Saved entries:
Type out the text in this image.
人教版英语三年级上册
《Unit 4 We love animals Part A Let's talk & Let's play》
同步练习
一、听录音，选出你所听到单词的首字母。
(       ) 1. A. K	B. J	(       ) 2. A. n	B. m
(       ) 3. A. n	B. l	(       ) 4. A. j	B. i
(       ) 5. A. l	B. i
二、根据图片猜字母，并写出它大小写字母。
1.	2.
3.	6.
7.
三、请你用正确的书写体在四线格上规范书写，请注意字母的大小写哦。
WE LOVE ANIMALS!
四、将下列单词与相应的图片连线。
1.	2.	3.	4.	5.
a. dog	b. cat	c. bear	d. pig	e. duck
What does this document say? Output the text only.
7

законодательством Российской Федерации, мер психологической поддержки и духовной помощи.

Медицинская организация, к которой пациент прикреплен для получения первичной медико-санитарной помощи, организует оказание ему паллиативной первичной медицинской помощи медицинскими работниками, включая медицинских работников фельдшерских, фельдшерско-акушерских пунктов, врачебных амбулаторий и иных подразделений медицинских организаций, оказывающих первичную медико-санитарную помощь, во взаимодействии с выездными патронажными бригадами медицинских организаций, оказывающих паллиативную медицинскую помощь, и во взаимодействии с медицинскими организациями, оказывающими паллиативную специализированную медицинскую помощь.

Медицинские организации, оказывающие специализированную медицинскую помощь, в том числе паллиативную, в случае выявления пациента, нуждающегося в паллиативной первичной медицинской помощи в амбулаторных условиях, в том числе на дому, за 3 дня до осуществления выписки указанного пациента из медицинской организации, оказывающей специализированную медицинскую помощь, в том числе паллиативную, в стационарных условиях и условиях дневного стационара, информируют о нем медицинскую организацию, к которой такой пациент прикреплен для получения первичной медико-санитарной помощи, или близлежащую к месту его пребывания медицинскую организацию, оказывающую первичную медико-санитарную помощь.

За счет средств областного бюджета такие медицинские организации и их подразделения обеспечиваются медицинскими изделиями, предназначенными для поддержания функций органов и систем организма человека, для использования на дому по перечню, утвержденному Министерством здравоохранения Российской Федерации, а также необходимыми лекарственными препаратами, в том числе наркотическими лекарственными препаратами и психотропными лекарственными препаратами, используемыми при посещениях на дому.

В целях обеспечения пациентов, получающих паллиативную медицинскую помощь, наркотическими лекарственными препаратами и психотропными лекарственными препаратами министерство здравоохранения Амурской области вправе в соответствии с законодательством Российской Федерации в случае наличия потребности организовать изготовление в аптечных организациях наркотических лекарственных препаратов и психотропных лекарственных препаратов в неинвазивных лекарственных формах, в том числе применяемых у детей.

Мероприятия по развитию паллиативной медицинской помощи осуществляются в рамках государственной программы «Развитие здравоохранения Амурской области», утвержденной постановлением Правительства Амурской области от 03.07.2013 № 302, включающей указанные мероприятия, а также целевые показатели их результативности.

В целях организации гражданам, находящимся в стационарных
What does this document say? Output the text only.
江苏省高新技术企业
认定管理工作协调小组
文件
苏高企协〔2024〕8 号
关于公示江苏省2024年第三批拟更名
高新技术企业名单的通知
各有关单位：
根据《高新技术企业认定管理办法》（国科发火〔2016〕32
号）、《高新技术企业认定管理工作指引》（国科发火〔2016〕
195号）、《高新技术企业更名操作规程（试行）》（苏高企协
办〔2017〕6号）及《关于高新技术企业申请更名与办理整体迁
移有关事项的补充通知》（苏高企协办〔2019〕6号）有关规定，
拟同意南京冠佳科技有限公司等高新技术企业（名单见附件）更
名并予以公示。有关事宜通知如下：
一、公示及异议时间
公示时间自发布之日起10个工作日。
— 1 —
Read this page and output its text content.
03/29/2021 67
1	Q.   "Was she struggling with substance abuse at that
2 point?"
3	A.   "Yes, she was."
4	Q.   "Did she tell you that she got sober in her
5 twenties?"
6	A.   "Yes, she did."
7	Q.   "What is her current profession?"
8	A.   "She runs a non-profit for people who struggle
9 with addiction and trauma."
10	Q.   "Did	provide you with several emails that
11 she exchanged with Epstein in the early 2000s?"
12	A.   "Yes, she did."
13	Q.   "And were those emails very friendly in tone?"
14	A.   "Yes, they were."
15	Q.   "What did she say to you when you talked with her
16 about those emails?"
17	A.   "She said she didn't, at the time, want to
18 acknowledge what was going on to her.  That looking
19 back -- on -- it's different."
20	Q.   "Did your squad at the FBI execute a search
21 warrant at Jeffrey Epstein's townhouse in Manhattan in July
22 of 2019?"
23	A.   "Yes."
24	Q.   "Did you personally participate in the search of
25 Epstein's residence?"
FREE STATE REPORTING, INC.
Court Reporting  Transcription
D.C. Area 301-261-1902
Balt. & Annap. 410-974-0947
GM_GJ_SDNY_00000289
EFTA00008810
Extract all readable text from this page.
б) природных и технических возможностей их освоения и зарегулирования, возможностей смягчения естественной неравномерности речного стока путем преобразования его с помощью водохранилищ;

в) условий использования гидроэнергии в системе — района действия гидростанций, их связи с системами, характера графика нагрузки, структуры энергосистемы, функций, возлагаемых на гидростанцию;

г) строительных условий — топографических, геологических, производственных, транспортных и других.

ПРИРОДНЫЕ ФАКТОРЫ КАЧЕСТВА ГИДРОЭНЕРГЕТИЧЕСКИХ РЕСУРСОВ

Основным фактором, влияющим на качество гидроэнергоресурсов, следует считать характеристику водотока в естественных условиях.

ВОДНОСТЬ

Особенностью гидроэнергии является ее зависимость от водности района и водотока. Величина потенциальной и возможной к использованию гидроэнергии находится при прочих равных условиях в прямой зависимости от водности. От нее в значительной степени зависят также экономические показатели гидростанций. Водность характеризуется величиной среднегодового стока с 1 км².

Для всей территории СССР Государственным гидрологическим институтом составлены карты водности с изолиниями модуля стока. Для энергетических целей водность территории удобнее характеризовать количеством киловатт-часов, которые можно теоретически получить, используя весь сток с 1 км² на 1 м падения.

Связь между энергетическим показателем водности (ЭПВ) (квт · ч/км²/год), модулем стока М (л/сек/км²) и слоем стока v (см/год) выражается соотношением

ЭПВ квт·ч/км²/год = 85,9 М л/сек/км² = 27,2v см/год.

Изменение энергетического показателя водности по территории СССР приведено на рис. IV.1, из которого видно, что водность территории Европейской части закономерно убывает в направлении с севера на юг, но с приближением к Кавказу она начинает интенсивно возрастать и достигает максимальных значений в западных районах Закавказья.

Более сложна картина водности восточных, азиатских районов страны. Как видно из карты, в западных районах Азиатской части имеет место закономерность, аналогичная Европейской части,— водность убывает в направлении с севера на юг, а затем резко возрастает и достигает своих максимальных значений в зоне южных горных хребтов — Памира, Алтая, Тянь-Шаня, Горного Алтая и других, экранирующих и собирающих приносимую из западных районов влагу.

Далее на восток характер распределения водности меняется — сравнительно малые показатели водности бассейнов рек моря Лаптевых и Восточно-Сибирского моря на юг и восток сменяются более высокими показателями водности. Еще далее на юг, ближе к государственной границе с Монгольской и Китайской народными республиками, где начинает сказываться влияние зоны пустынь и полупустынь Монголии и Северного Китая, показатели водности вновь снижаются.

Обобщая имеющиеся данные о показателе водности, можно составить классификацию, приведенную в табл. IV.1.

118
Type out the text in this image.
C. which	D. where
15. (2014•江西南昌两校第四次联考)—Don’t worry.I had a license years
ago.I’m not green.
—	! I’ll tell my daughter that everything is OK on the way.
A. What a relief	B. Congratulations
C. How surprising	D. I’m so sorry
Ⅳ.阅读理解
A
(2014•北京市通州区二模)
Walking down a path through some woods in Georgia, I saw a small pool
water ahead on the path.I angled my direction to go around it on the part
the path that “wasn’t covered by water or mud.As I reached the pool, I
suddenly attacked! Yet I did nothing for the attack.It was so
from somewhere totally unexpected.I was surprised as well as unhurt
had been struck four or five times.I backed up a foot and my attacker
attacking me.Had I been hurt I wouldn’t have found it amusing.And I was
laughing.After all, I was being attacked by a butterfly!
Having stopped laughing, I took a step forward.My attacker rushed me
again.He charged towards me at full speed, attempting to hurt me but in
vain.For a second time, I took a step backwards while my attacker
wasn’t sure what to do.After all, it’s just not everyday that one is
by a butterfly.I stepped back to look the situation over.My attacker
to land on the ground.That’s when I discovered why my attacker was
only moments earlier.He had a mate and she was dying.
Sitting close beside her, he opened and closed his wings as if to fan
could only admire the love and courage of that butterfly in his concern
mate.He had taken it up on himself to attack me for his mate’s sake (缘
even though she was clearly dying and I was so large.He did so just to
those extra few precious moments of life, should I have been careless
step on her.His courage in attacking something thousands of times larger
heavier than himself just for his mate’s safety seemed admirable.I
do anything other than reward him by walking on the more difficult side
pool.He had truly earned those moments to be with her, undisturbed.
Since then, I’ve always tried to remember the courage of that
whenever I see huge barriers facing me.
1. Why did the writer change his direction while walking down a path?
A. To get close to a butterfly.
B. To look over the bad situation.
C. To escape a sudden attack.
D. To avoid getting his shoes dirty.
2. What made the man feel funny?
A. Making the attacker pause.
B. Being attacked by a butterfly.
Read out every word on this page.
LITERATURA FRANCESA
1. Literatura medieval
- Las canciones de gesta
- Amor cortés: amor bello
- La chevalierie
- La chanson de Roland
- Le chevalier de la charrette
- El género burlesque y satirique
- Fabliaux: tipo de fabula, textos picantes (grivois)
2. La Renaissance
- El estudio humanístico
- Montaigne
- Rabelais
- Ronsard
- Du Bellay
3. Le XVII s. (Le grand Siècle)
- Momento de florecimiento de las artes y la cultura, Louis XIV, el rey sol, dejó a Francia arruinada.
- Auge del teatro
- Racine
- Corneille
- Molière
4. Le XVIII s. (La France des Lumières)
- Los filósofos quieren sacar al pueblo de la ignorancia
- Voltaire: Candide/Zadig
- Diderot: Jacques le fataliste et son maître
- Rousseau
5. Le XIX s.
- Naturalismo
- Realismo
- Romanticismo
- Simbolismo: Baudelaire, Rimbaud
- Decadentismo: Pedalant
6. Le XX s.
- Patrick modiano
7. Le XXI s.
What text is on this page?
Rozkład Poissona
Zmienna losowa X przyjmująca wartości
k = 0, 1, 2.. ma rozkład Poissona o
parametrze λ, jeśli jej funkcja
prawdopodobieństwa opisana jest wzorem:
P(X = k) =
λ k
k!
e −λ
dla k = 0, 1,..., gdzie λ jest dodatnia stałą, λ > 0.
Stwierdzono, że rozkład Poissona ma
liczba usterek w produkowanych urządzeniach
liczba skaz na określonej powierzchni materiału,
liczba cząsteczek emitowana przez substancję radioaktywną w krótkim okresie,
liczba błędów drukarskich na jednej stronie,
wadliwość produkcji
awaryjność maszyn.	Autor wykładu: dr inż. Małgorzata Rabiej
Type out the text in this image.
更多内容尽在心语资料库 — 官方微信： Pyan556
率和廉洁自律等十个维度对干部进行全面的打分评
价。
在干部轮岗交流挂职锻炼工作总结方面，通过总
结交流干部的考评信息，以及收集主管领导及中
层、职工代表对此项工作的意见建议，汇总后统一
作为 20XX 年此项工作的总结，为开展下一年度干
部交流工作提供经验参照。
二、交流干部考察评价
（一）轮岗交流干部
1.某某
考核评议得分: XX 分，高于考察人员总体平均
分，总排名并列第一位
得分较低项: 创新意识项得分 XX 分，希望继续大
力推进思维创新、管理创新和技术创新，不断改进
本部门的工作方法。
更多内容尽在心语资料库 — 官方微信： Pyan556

What you need to do
Show every line from the entries above in which "were" appears.

Solution to this task
13	Q.   "And were those emails very friendly in tone?"
14	A.   "Yes, they were."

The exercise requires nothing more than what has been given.